__Instructions for the task__:
Repeat the records below exactly, leaving out any pictures.

Start Supplied entries

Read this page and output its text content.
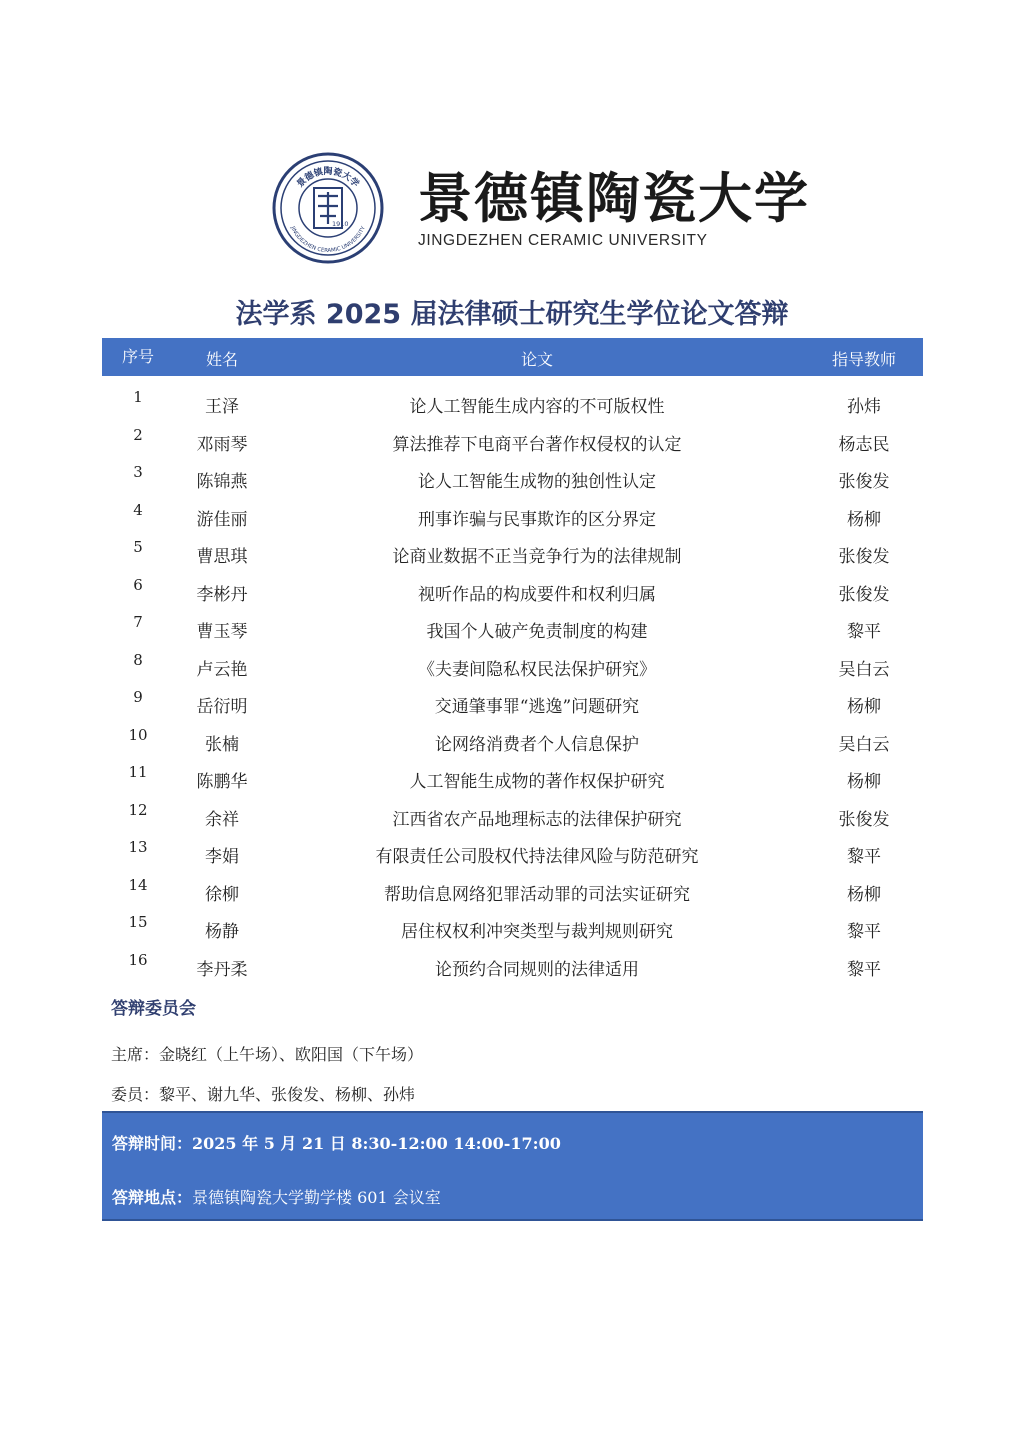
景德镇陶瓷大学
JINGDEZHEN CERAMIC UNIVERSITY
1910 景德镇陶瓷大学
JINGDEZHEN CERAMIC UNIVERSITY
法学系 2025 届法律硕士研究生学位论文答辩
序号	姓名	论文	指导教师
1	王泽	论人工智能生成内容的不可版权性	孙炜
2	邓雨琴	算法推荐下电商平台著作权侵权的认定	杨志民
3	陈锦燕	论人工智能生成物的独创性认定	张俊发
4	游佳丽	刑事诈骗与民事欺诈的区分界定	杨柳
5	曹思琪	论商业数据不正当竞争行为的法律规制	张俊发
6	李彬丹	视听作品的构成要件和权利归属	张俊发
7	曹玉琴	我国个人破产免责制度的构建	黎平
8	卢云艳	《夫妻间隐私权民法保护研究》	吴白云
9	岳衍明	交通肇事罪“逃逸”问题研究	杨柳
10	张楠	论网络消费者个人信息保护	吴白云
11	陈鹏华	人工智能生成物的著作权保护研究	杨柳
12	余祥	江西省农产品地理标志的法律保护研究	张俊发
13	李娟	有限责任公司股权代持法律风险与防范研究	黎平
14	徐柳	帮助信息网络犯罪活动罪的司法实证研究	杨柳
15	杨静	居住权权利冲突类型与裁判规则研究	黎平
16	李丹柔	论预约合同规则的法律适用	黎平
答辩委员会
主席：金晓红（上午场）、欧阳国（下午场）
委员：黎平、谢九华、张俊发、杨柳、孙炜
答辩时间：2025 年 5 月 21 日 8:30-12:00 14:00-17:00
答辩地点：景德镇陶瓷大学勤学楼 601 会议室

End Supplied entries

__Task output__:
Read this page and output its text content.
景德镇陶瓷大学
JINGDEZHEN CERAMIC UNIVERSITY
1910 景德镇陶瓷大学
JINGDEZHEN CERAMIC UNIVERSITY
法学系 2025 届法律硕士研究生学位论文答辩
序号	姓名	论文	指导教师
1	王泽	论人工智能生成内容的不可版权性	孙炜
2	邓雨琴	算法推荐下电商平台著作权侵权的认定	杨志民
3	陈锦燕	论人工智能生成物的独创性认定	张俊发
4	游佳丽	刑事诈骗与民事欺诈的区分界定	杨柳
5	曹思琪	论商业数据不正当竞争行为的法律规制	张俊发
6	李彬丹	视听作品的构成要件和权利归属	张俊发
7	曹玉琴	我国个人破产免责制度的构建	黎平
8	卢云艳	《夫妻间隐私权民法保护研究》	吴白云
9	岳衍明	交通肇事罪“逃逸”问题研究	杨柳
10	张楠	论网络消费者个人信息保护	吴白云
11	陈鹏华	人工智能生成物的著作权保护研究	杨柳
12	余祥	江西省农产品地理标志的法律保护研究	张俊发
13	李娟	有限责任公司股权代持法律风险与防范研究	黎平
14	徐柳	帮助信息网络犯罪活动罪的司法实证研究	杨柳
15	杨静	居住权权利冲突类型与裁判规则研究	黎平
16	李丹柔	论预约合同规则的法律适用	黎平
答辩委员会
主席：金晓红（上午场）、欧阳国（下午场）
委员：黎平、谢九华、张俊发、杨柳、孙炜
答辩时间：2025 年 5 月 21 日 8:30-12:00 14:00-17:00
答辩地点：景德镇陶瓷大学勤学楼 601 会议室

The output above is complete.